-- WHAT YOU HAVE TO DO --
Transcribe every line exactly and omit anything that is a picture.

-- ENTRIES --
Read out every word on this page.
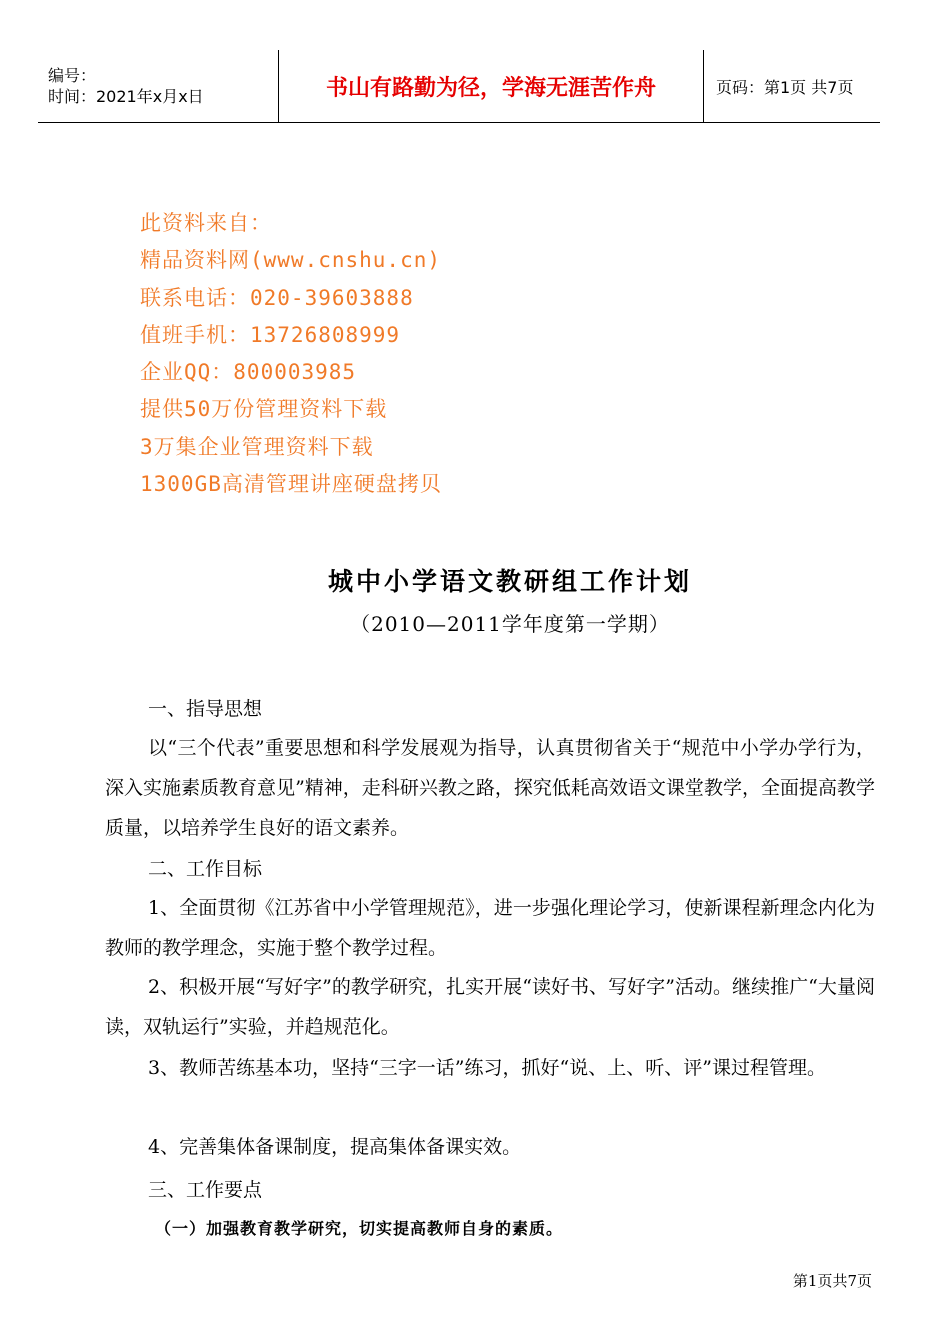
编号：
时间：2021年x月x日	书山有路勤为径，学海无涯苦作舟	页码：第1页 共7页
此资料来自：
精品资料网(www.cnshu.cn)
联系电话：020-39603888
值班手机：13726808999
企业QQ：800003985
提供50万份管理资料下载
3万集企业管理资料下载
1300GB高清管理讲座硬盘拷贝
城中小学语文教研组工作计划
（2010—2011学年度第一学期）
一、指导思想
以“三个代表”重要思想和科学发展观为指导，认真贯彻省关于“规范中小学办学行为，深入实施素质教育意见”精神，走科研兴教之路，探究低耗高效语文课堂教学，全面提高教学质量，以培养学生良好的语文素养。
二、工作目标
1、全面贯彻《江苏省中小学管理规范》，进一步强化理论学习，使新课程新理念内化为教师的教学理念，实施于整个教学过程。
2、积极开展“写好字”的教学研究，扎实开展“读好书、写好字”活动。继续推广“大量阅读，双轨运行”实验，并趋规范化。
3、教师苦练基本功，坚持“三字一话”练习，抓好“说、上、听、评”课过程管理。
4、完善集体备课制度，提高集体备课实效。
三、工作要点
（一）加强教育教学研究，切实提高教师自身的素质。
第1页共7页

-- ANSWER IN FULL --
Read out every word on this page.
编号：
时间：2021年x月x日	书山有路勤为径，学海无涯苦作舟	页码：第1页 共7页
此资料来自：
精品资料网(www.cnshu.cn)
联系电话：020-39603888
值班手机：13726808999
企业QQ：800003985
提供50万份管理资料下载
3万集企业管理资料下载
1300GB高清管理讲座硬盘拷贝
城中小学语文教研组工作计划
（2010—2011学年度第一学期）
一、指导思想
以“三个代表”重要思想和科学发展观为指导，认真贯彻省关于“规范中小学办学行为，深入实施素质教育意见”精神，走科研兴教之路，探究低耗高效语文课堂教学，全面提高教学质量，以培养学生良好的语文素养。
二、工作目标
1、全面贯彻《江苏省中小学管理规范》，进一步强化理论学习，使新课程新理念内化为教师的教学理念，实施于整个教学过程。
2、积极开展“写好字”的教学研究，扎实开展“读好书、写好字”活动。继续推广“大量阅读，双轨运行”实验，并趋规范化。
3、教师苦练基本功，坚持“三字一话”练习，抓好“说、上、听、评”课过程管理。
4、完善集体备课制度，提高集体备课实效。
三、工作要点
（一）加强教育教学研究，切实提高教师自身的素质。
第1页共7页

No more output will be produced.